Every record below should be written out exactly; pictures stay out.

A run of records:
+ + + + +

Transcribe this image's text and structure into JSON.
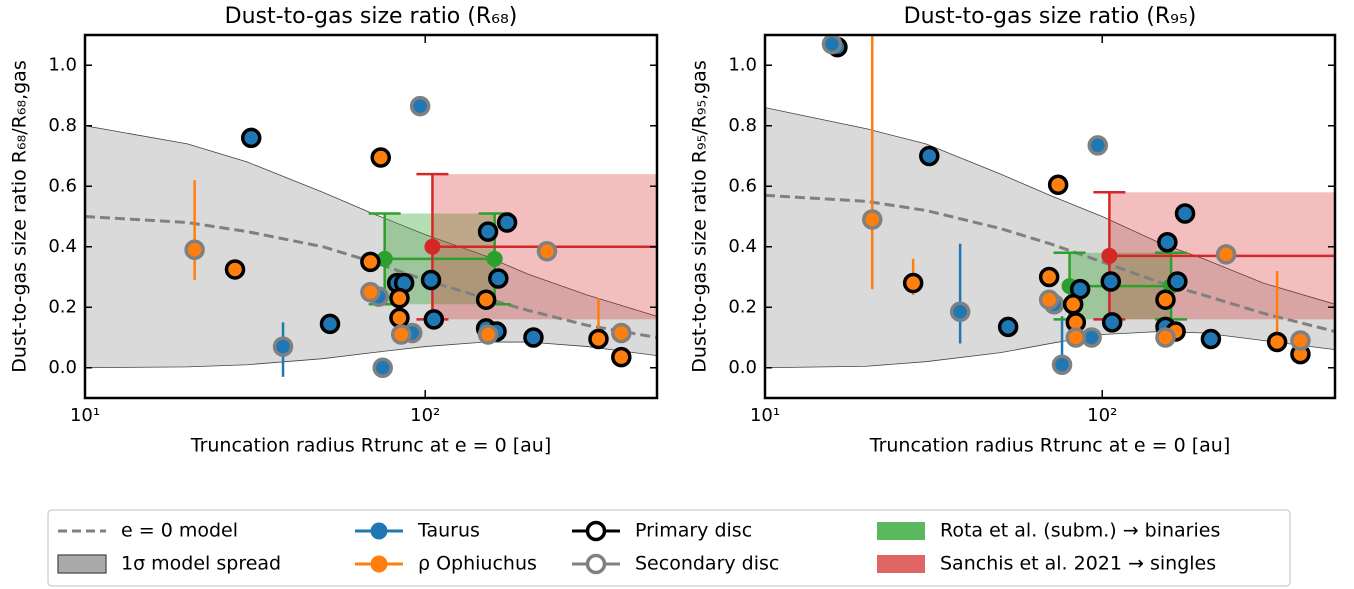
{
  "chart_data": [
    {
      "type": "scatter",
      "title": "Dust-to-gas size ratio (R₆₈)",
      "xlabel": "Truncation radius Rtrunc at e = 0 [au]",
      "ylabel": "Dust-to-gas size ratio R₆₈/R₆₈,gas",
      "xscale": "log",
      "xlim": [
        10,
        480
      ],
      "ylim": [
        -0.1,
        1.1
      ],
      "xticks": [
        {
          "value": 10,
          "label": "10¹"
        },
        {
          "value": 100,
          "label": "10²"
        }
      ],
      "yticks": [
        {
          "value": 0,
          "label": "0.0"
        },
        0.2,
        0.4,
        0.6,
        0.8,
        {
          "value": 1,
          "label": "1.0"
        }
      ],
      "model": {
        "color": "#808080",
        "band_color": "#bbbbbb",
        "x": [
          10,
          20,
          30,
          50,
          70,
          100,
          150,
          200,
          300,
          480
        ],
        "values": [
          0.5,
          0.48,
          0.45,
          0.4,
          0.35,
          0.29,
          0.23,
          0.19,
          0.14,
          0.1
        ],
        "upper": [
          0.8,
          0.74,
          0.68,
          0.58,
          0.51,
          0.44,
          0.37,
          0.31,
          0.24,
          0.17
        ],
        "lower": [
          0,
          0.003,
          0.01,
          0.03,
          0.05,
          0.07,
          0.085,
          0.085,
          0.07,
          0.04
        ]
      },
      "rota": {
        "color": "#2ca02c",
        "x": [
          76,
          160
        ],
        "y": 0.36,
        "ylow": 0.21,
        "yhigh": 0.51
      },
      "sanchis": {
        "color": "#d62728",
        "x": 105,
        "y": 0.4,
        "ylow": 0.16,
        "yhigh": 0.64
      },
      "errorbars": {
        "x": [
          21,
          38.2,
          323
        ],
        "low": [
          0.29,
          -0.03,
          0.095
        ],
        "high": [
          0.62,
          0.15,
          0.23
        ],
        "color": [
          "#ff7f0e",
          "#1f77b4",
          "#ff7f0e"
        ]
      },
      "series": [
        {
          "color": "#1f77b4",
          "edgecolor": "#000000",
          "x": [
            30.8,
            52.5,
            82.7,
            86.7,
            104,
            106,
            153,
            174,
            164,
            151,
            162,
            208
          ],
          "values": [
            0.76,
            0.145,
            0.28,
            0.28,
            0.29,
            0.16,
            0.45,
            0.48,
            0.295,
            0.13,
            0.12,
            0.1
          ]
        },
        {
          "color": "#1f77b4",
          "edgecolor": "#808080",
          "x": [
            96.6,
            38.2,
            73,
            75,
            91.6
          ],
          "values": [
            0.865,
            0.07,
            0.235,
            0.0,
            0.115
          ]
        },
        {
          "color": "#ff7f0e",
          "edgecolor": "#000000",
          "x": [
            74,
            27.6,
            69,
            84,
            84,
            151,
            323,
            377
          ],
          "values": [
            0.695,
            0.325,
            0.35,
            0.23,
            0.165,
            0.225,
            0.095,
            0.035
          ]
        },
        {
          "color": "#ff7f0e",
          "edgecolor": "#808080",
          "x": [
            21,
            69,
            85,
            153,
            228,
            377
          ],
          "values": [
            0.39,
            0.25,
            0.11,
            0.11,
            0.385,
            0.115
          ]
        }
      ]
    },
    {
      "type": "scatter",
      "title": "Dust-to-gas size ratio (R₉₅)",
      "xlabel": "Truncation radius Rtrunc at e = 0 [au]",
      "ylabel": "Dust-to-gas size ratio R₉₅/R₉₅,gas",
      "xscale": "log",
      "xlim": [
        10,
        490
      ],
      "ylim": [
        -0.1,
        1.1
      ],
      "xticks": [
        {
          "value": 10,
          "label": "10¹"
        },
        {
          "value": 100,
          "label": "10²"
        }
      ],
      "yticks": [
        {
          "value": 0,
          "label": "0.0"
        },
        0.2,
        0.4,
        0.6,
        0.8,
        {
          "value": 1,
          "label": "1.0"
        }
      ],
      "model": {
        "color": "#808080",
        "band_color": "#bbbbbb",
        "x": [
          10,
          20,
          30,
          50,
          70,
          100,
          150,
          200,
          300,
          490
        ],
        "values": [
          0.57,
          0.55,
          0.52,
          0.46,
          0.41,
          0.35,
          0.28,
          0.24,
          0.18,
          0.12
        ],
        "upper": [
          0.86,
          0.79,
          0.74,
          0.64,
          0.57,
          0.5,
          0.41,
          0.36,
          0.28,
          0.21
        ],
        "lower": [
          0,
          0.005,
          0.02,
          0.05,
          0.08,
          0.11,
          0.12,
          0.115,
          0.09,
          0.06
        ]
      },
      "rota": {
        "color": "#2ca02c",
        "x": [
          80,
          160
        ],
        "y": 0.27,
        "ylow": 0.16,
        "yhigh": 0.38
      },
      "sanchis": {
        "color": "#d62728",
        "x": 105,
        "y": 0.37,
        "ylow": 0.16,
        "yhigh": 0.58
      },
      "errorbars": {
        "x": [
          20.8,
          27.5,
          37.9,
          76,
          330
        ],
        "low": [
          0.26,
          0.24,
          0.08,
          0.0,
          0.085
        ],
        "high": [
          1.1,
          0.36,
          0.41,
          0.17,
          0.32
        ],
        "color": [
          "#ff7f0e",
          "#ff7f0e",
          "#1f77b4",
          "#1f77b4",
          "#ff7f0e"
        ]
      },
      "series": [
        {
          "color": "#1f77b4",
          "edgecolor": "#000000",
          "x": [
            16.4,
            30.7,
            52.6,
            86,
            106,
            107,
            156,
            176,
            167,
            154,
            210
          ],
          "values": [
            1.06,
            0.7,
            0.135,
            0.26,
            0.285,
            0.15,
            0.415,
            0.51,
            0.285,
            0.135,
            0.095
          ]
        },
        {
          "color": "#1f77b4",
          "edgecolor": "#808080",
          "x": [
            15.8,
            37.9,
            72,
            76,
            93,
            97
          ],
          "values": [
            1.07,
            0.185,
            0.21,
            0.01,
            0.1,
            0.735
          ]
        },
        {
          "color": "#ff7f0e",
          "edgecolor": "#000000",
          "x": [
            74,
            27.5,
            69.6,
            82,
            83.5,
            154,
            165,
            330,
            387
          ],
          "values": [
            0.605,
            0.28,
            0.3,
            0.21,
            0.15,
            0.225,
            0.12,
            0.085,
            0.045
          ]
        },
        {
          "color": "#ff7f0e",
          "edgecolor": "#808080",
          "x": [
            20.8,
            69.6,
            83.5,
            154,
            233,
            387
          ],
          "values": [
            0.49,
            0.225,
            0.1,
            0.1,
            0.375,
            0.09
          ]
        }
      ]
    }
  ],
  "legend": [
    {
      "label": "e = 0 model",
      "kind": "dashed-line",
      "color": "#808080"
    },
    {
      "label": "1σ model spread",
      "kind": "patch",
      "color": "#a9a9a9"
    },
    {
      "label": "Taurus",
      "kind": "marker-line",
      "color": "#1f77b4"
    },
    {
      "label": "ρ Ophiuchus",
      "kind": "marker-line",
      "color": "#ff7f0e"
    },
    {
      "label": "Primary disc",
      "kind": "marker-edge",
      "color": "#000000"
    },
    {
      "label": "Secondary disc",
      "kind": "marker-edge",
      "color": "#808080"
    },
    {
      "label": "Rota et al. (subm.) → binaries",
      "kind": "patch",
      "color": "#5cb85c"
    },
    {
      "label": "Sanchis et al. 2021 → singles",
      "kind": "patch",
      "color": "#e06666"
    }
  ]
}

+ + + + +

# Final result
Transcribe this image's text and structure into JSON.
{
  "chart_data": [
    {
      "type": "scatter",
      "title": "Dust-to-gas size ratio (R₆₈)",
      "xlabel": "Truncation radius Rtrunc at e = 0 [au]",
      "ylabel": "Dust-to-gas size ratio R₆₈/R₆₈,gas",
      "xscale": "log",
      "xlim": [
        10,
        480
      ],
      "ylim": [
        -0.1,
        1.1
      ],
      "xticks": [
        {
          "value": 10,
          "label": "10¹"
        },
        {
          "value": 100,
          "label": "10²"
        }
      ],
      "yticks": [
        {
          "value": 0,
          "label": "0.0"
        },
        0.2,
        0.4,
        0.6,
        0.8,
        {
          "value": 1,
          "label": "1.0"
        }
      ],
      "model": {
        "color": "#808080",
        "band_color": "#bbbbbb",
        "x": [
          10,
          20,
          30,
          50,
          70,
          100,
          150,
          200,
          300,
          480
        ],
        "values": [
          0.5,
          0.48,
          0.45,
          0.4,
          0.35,
          0.29,
          0.23,
          0.19,
          0.14,
          0.1
        ],
        "upper": [
          0.8,
          0.74,
          0.68,
          0.58,
          0.51,
          0.44,
          0.37,
          0.31,
          0.24,
          0.17
        ],
        "lower": [
          0,
          0.003,
          0.01,
          0.03,
          0.05,
          0.07,
          0.085,
          0.085,
          0.07,
          0.04
        ]
      },
      "rota": {
        "color": "#2ca02c",
        "x": [
          76,
          160
        ],
        "y": 0.36,
        "ylow": 0.21,
        "yhigh": 0.51
      },
      "sanchis": {
        "color": "#d62728",
        "x": 105,
        "y": 0.4,
        "ylow": 0.16,
        "yhigh": 0.64
      },
      "errorbars": {
        "x": [
          21,
          38.2,
          323
        ],
        "low": [
          0.29,
          -0.03,
          0.095
        ],
        "high": [
          0.62,
          0.15,
          0.23
        ],
        "color": [
          "#ff7f0e",
          "#1f77b4",
          "#ff7f0e"
        ]
      },
      "series": [
        {
          "color": "#1f77b4",
          "edgecolor": "#000000",
          "x": [
            30.8,
            52.5,
            82.7,
            86.7,
            104,
            106,
            153,
            174,
            164,
            151,
            162,
            208
          ],
          "values": [
            0.76,
            0.145,
            0.28,
            0.28,
            0.29,
            0.16,
            0.45,
            0.48,
            0.295,
            0.13,
            0.12,
            0.1
          ]
        },
        {
          "color": "#1f77b4",
          "edgecolor": "#808080",
          "x": [
            96.6,
            38.2,
            73,
            75,
            91.6
          ],
          "values": [
            0.865,
            0.07,
            0.235,
            0.0,
            0.115
          ]
        },
        {
          "color": "#ff7f0e",
          "edgecolor": "#000000",
          "x": [
            74,
            27.6,
            69,
            84,
            84,
            151,
            323,
            377
          ],
          "values": [
            0.695,
            0.325,
            0.35,
            0.23,
            0.165,
            0.225,
            0.095,
            0.035
          ]
        },
        {
          "color": "#ff7f0e",
          "edgecolor": "#808080",
          "x": [
            21,
            69,
            85,
            153,
            228,
            377
          ],
          "values": [
            0.39,
            0.25,
            0.11,
            0.11,
            0.385,
            0.115
          ]
        }
      ]
    },
    {
      "type": "scatter",
      "title": "Dust-to-gas size ratio (R₉₅)",
      "xlabel": "Truncation radius Rtrunc at e = 0 [au]",
      "ylabel": "Dust-to-gas size ratio R₉₅/R₉₅,gas",
      "xscale": "log",
      "xlim": [
        10,
        490
      ],
      "ylim": [
        -0.1,
        1.1
      ],
      "xticks": [
        {
          "value": 10,
          "label": "10¹"
        },
        {
          "value": 100,
          "label": "10²"
        }
      ],
      "yticks": [
        {
          "value": 0,
          "label": "0.0"
        },
        0.2,
        0.4,
        0.6,
        0.8,
        {
          "value": 1,
          "label": "1.0"
        }
      ],
      "model": {
        "color": "#808080",
        "band_color": "#bbbbbb",
        "x": [
          10,
          20,
          30,
          50,
          70,
          100,
          150,
          200,
          300,
          490
        ],
        "values": [
          0.57,
          0.55,
          0.52,
          0.46,
          0.41,
          0.35,
          0.28,
          0.24,
          0.18,
          0.12
        ],
        "upper": [
          0.86,
          0.79,
          0.74,
          0.64,
          0.57,
          0.5,
          0.41,
          0.36,
          0.28,
          0.21
        ],
        "lower": [
          0,
          0.005,
          0.02,
          0.05,
          0.08,
          0.11,
          0.12,
          0.115,
          0.09,
          0.06
        ]
      },
      "rota": {
        "color": "#2ca02c",
        "x": [
          80,
          160
        ],
        "y": 0.27,
        "ylow": 0.16,
        "yhigh": 0.38
      },
      "sanchis": {
        "color": "#d62728",
        "x": 105,
        "y": 0.37,
        "ylow": 0.16,
        "yhigh": 0.58
      },
      "errorbars": {
        "x": [
          20.8,
          27.5,
          37.9,
          76,
          330
        ],
        "low": [
          0.26,
          0.24,
          0.08,
          0.0,
          0.085
        ],
        "high": [
          1.1,
          0.36,
          0.41,
          0.17,
          0.32
        ],
        "color": [
          "#ff7f0e",
          "#ff7f0e",
          "#1f77b4",
          "#1f77b4",
          "#ff7f0e"
        ]
      },
      "series": [
        {
          "color": "#1f77b4",
          "edgecolor": "#000000",
          "x": [
            16.4,
            30.7,
            52.6,
            86,
            106,
            107,
            156,
            176,
            167,
            154,
            210
          ],
          "values": [
            1.06,
            0.7,
            0.135,
            0.26,
            0.285,
            0.15,
            0.415,
            0.51,
            0.285,
            0.135,
            0.095
          ]
        },
        {
          "color": "#1f77b4",
          "edgecolor": "#808080",
          "x": [
            15.8,
            37.9,
            72,
            76,
            93,
            97
          ],
          "values": [
            1.07,
            0.185,
            0.21,
            0.01,
            0.1,
            0.735
          ]
        },
        {
          "color": "#ff7f0e",
          "edgecolor": "#000000",
          "x": [
            74,
            27.5,
            69.6,
            82,
            83.5,
            154,
            165,
            330,
            387
          ],
          "values": [
            0.605,
            0.28,
            0.3,
            0.21,
            0.15,
            0.225,
            0.12,
            0.085,
            0.045
          ]
        },
        {
          "color": "#ff7f0e",
          "edgecolor": "#808080",
          "x": [
            20.8,
            69.6,
            83.5,
            154,
            233,
            387
          ],
          "values": [
            0.49,
            0.225,
            0.1,
            0.1,
            0.375,
            0.09
          ]
        }
      ]
    }
  ],
  "legend": [
    {
      "label": "e = 0 model",
      "kind": "dashed-line",
      "color": "#808080"
    },
    {
      "label": "1σ model spread",
      "kind": "patch",
      "color": "#a9a9a9"
    },
    {
      "label": "Taurus",
      "kind": "marker-line",
      "color": "#1f77b4"
    },
    {
      "label": "ρ Ophiuchus",
      "kind": "marker-line",
      "color": "#ff7f0e"
    },
    {
      "label": "Primary disc",
      "kind": "marker-edge",
      "color": "#000000"
    },
    {
      "label": "Secondary disc",
      "kind": "marker-edge",
      "color": "#808080"
    },
    {
      "label": "Rota et al. (subm.) → binaries",
      "kind": "patch",
      "color": "#5cb85c"
    },
    {
      "label": "Sanchis et al. 2021 → singles",
      "kind": "patch",
      "color": "#e06666"
    }
  ]
}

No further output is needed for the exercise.